Goal:
Copy all entries without alteration and skip the pictures they hold.

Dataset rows
------------------------------
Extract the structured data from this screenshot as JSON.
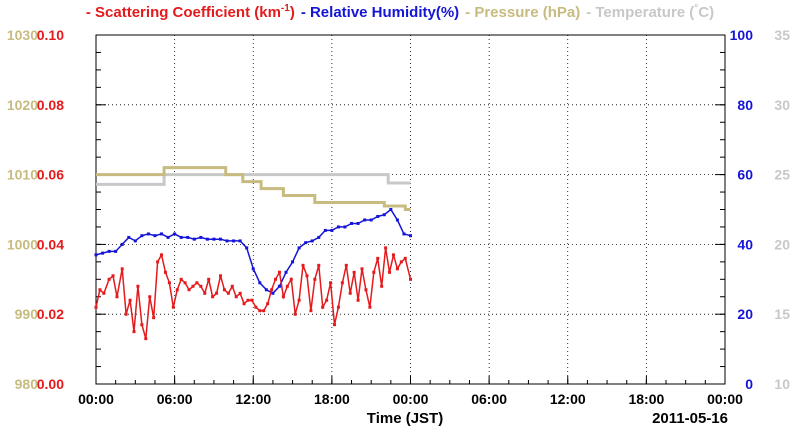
{
  "legend": [
    {
      "prefix": "- ",
      "text": "Scattering Coefficient (km",
      "sup": "-1",
      "suffix": ")",
      "color": "#e41a1c"
    },
    {
      "prefix": "- ",
      "text": "Relative Humidity(%)",
      "sup": "",
      "suffix": "",
      "color": "#1515d8"
    },
    {
      "prefix": "- ",
      "text": "Pressure (hPa)",
      "sup": "",
      "suffix": "",
      "color": "#c8bb80"
    },
    {
      "prefix": "- ",
      "text": "Temperature (",
      "sup": "°",
      "suffix": "C)",
      "color": "#c8c8c8"
    }
  ],
  "date_label": "2011-05-16",
  "colors": {
    "scattering": "#e41a1c",
    "humidity": "#1515d8",
    "pressure": "#c8bb80",
    "temperature": "#c8c8c8"
  },
  "chart_data": {
    "type": "line",
    "xlabel": "Time (JST)",
    "x_unit": "hours since start",
    "xlim": [
      0,
      48
    ],
    "x_tick_labels": [
      "00:00",
      "06:00",
      "12:00",
      "18:00",
      "00:00",
      "06:00",
      "12:00",
      "18:00",
      "00:00"
    ],
    "x_tick_values": [
      0,
      6,
      12,
      18,
      24,
      30,
      36,
      42,
      48
    ],
    "grid": true,
    "axes": {
      "scattering": {
        "side": "left-inner",
        "range": [
          0,
          0.1
        ],
        "ticks": [
          "0.00",
          "0.02",
          "0.04",
          "0.06",
          "0.08",
          "0.10"
        ]
      },
      "pressure": {
        "side": "left-outer",
        "range": [
          980,
          1030
        ],
        "ticks": [
          "980",
          "990",
          "1000",
          "1010",
          "1020",
          "1030"
        ]
      },
      "humidity": {
        "side": "right-inner",
        "range": [
          0,
          100
        ],
        "ticks": [
          "0",
          "20",
          "40",
          "60",
          "80",
          "100"
        ]
      },
      "temperature": {
        "side": "right-outer",
        "range": [
          10,
          35
        ],
        "ticks": [
          "10",
          "15",
          "20",
          "25",
          "30",
          "35"
        ]
      }
    },
    "series": [
      {
        "name": "Scattering Coefficient (km-1)",
        "key": "scattering",
        "x": [
          0,
          0.3,
          0.6,
          1,
          1.3,
          1.6,
          2,
          2.3,
          2.6,
          2.9,
          3.2,
          3.5,
          3.8,
          4.1,
          4.4,
          4.7,
          5,
          5.3,
          5.6,
          5.9,
          6.2,
          6.5,
          6.8,
          7.1,
          7.4,
          7.7,
          8,
          8.3,
          8.6,
          8.9,
          9.2,
          9.5,
          9.8,
          10.1,
          10.4,
          10.7,
          11,
          11.3,
          11.6,
          11.9,
          12.2,
          12.5,
          12.8,
          13.1,
          13.4,
          13.7,
          14,
          14.3,
          14.6,
          14.9,
          15.2,
          15.5,
          15.8,
          16.1,
          16.4,
          16.7,
          17,
          17.3,
          17.6,
          17.9,
          18.2,
          18.5,
          18.8,
          19.1,
          19.4,
          19.7,
          20,
          20.3,
          20.6,
          20.9,
          21.2,
          21.5,
          21.8,
          22.1,
          22.4,
          22.7,
          23,
          23.3,
          23.6,
          24
        ],
        "values": [
          0.022,
          0.027,
          0.026,
          0.03,
          0.031,
          0.025,
          0.033,
          0.02,
          0.024,
          0.015,
          0.028,
          0.017,
          0.013,
          0.025,
          0.019,
          0.035,
          0.037,
          0.032,
          0.029,
          0.022,
          0.027,
          0.03,
          0.029,
          0.027,
          0.028,
          0.029,
          0.028,
          0.026,
          0.03,
          0.025,
          0.026,
          0.031,
          0.027,
          0.026,
          0.028,
          0.025,
          0.026,
          0.023,
          0.024,
          0.024,
          0.022,
          0.021,
          0.021,
          0.023,
          0.027,
          0.03,
          0.032,
          0.025,
          0.028,
          0.03,
          0.02,
          0.024,
          0.034,
          0.031,
          0.021,
          0.03,
          0.034,
          0.022,
          0.024,
          0.029,
          0.017,
          0.022,
          0.029,
          0.034,
          0.026,
          0.032,
          0.024,
          0.033,
          0.027,
          0.022,
          0.032,
          0.036,
          0.028,
          0.039,
          0.032,
          0.037,
          0.033,
          0.035,
          0.036,
          0.03
        ]
      },
      {
        "name": "Relative Humidity(%)",
        "key": "humidity",
        "x": [
          0,
          0.5,
          1,
          1.5,
          2,
          2.5,
          3,
          3.5,
          4,
          4.5,
          5,
          5.5,
          6,
          6.5,
          7,
          7.5,
          8,
          8.5,
          9,
          9.5,
          10,
          10.5,
          11,
          11.5,
          12,
          12.5,
          13,
          13.5,
          14,
          14.5,
          15,
          15.5,
          16,
          16.5,
          17,
          17.5,
          18,
          18.5,
          19,
          19.5,
          20,
          20.5,
          21,
          21.5,
          22,
          22.5,
          23,
          23.5,
          24
        ],
        "values": [
          37,
          37.5,
          38,
          38,
          40,
          42,
          41,
          42.5,
          43,
          42.5,
          43,
          42,
          43,
          42,
          42,
          41.5,
          42,
          41.5,
          41.5,
          41.5,
          41,
          41,
          41,
          39,
          33,
          29,
          27,
          26,
          28,
          32,
          35,
          39,
          40.5,
          41,
          42,
          44,
          44,
          45,
          45,
          46,
          46,
          47,
          47,
          48,
          48.5,
          50,
          47,
          43,
          42.5
        ]
      },
      {
        "name": "Pressure (hPa)",
        "key": "pressure",
        "x": [
          0,
          5.2,
          5.2,
          9.9,
          9.9,
          11.2,
          11.2,
          12.6,
          12.6,
          14.3,
          14.3,
          16.7,
          16.7,
          22,
          22,
          23.6,
          23.6,
          24
        ],
        "values": [
          1010,
          1010,
          1011,
          1011,
          1010,
          1010,
          1009,
          1009,
          1008,
          1008,
          1007,
          1007,
          1006,
          1006,
          1005.5,
          1005.5,
          1005,
          1005
        ]
      },
      {
        "name": "Temperature (C)",
        "key": "temperature",
        "x": [
          0,
          5.2,
          5.2,
          13.2,
          13.2,
          22.3,
          22.3,
          24
        ],
        "values": [
          24.3,
          24.3,
          25,
          25,
          25,
          25,
          24.4,
          24.4
        ]
      }
    ]
  }
}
------------------------------
Written answer:
Extract the structured data from this screenshot as JSON.
{
  "legend": [
    {
      "prefix": "- ",
      "text": "Scattering Coefficient (km",
      "sup": "-1",
      "suffix": ")",
      "color": "#e41a1c"
    },
    {
      "prefix": "- ",
      "text": "Relative Humidity(%)",
      "sup": "",
      "suffix": "",
      "color": "#1515d8"
    },
    {
      "prefix": "- ",
      "text": "Pressure (hPa)",
      "sup": "",
      "suffix": "",
      "color": "#c8bb80"
    },
    {
      "prefix": "- ",
      "text": "Temperature (",
      "sup": "°",
      "suffix": "C)",
      "color": "#c8c8c8"
    }
  ],
  "date_label": "2011-05-16",
  "colors": {
    "scattering": "#e41a1c",
    "humidity": "#1515d8",
    "pressure": "#c8bb80",
    "temperature": "#c8c8c8"
  },
  "chart_data": {
    "type": "line",
    "xlabel": "Time (JST)",
    "x_unit": "hours since start",
    "xlim": [
      0,
      48
    ],
    "x_tick_labels": [
      "00:00",
      "06:00",
      "12:00",
      "18:00",
      "00:00",
      "06:00",
      "12:00",
      "18:00",
      "00:00"
    ],
    "x_tick_values": [
      0,
      6,
      12,
      18,
      24,
      30,
      36,
      42,
      48
    ],
    "grid": true,
    "axes": {
      "scattering": {
        "side": "left-inner",
        "range": [
          0,
          0.1
        ],
        "ticks": [
          "0.00",
          "0.02",
          "0.04",
          "0.06",
          "0.08",
          "0.10"
        ]
      },
      "pressure": {
        "side": "left-outer",
        "range": [
          980,
          1030
        ],
        "ticks": [
          "980",
          "990",
          "1000",
          "1010",
          "1020",
          "1030"
        ]
      },
      "humidity": {
        "side": "right-inner",
        "range": [
          0,
          100
        ],
        "ticks": [
          "0",
          "20",
          "40",
          "60",
          "80",
          "100"
        ]
      },
      "temperature": {
        "side": "right-outer",
        "range": [
          10,
          35
        ],
        "ticks": [
          "10",
          "15",
          "20",
          "25",
          "30",
          "35"
        ]
      }
    },
    "series": [
      {
        "name": "Scattering Coefficient (km-1)",
        "key": "scattering",
        "x": [
          0,
          0.3,
          0.6,
          1,
          1.3,
          1.6,
          2,
          2.3,
          2.6,
          2.9,
          3.2,
          3.5,
          3.8,
          4.1,
          4.4,
          4.7,
          5,
          5.3,
          5.6,
          5.9,
          6.2,
          6.5,
          6.8,
          7.1,
          7.4,
          7.7,
          8,
          8.3,
          8.6,
          8.9,
          9.2,
          9.5,
          9.8,
          10.1,
          10.4,
          10.7,
          11,
          11.3,
          11.6,
          11.9,
          12.2,
          12.5,
          12.8,
          13.1,
          13.4,
          13.7,
          14,
          14.3,
          14.6,
          14.9,
          15.2,
          15.5,
          15.8,
          16.1,
          16.4,
          16.7,
          17,
          17.3,
          17.6,
          17.9,
          18.2,
          18.5,
          18.8,
          19.1,
          19.4,
          19.7,
          20,
          20.3,
          20.6,
          20.9,
          21.2,
          21.5,
          21.8,
          22.1,
          22.4,
          22.7,
          23,
          23.3,
          23.6,
          24
        ],
        "values": [
          0.022,
          0.027,
          0.026,
          0.03,
          0.031,
          0.025,
          0.033,
          0.02,
          0.024,
          0.015,
          0.028,
          0.017,
          0.013,
          0.025,
          0.019,
          0.035,
          0.037,
          0.032,
          0.029,
          0.022,
          0.027,
          0.03,
          0.029,
          0.027,
          0.028,
          0.029,
          0.028,
          0.026,
          0.03,
          0.025,
          0.026,
          0.031,
          0.027,
          0.026,
          0.028,
          0.025,
          0.026,
          0.023,
          0.024,
          0.024,
          0.022,
          0.021,
          0.021,
          0.023,
          0.027,
          0.03,
          0.032,
          0.025,
          0.028,
          0.03,
          0.02,
          0.024,
          0.034,
          0.031,
          0.021,
          0.03,
          0.034,
          0.022,
          0.024,
          0.029,
          0.017,
          0.022,
          0.029,
          0.034,
          0.026,
          0.032,
          0.024,
          0.033,
          0.027,
          0.022,
          0.032,
          0.036,
          0.028,
          0.039,
          0.032,
          0.037,
          0.033,
          0.035,
          0.036,
          0.03
        ]
      },
      {
        "name": "Relative Humidity(%)",
        "key": "humidity",
        "x": [
          0,
          0.5,
          1,
          1.5,
          2,
          2.5,
          3,
          3.5,
          4,
          4.5,
          5,
          5.5,
          6,
          6.5,
          7,
          7.5,
          8,
          8.5,
          9,
          9.5,
          10,
          10.5,
          11,
          11.5,
          12,
          12.5,
          13,
          13.5,
          14,
          14.5,
          15,
          15.5,
          16,
          16.5,
          17,
          17.5,
          18,
          18.5,
          19,
          19.5,
          20,
          20.5,
          21,
          21.5,
          22,
          22.5,
          23,
          23.5,
          24
        ],
        "values": [
          37,
          37.5,
          38,
          38,
          40,
          42,
          41,
          42.5,
          43,
          42.5,
          43,
          42,
          43,
          42,
          42,
          41.5,
          42,
          41.5,
          41.5,
          41.5,
          41,
          41,
          41,
          39,
          33,
          29,
          27,
          26,
          28,
          32,
          35,
          39,
          40.5,
          41,
          42,
          44,
          44,
          45,
          45,
          46,
          46,
          47,
          47,
          48,
          48.5,
          50,
          47,
          43,
          42.5
        ]
      },
      {
        "name": "Pressure (hPa)",
        "key": "pressure",
        "x": [
          0,
          5.2,
          5.2,
          9.9,
          9.9,
          11.2,
          11.2,
          12.6,
          12.6,
          14.3,
          14.3,
          16.7,
          16.7,
          22,
          22,
          23.6,
          23.6,
          24
        ],
        "values": [
          1010,
          1010,
          1011,
          1011,
          1010,
          1010,
          1009,
          1009,
          1008,
          1008,
          1007,
          1007,
          1006,
          1006,
          1005.5,
          1005.5,
          1005,
          1005
        ]
      },
      {
        "name": "Temperature (C)",
        "key": "temperature",
        "x": [
          0,
          5.2,
          5.2,
          13.2,
          13.2,
          22.3,
          22.3,
          24
        ],
        "values": [
          24.3,
          24.3,
          25,
          25,
          25,
          25,
          24.4,
          24.4
        ]
      }
    ]
  }
}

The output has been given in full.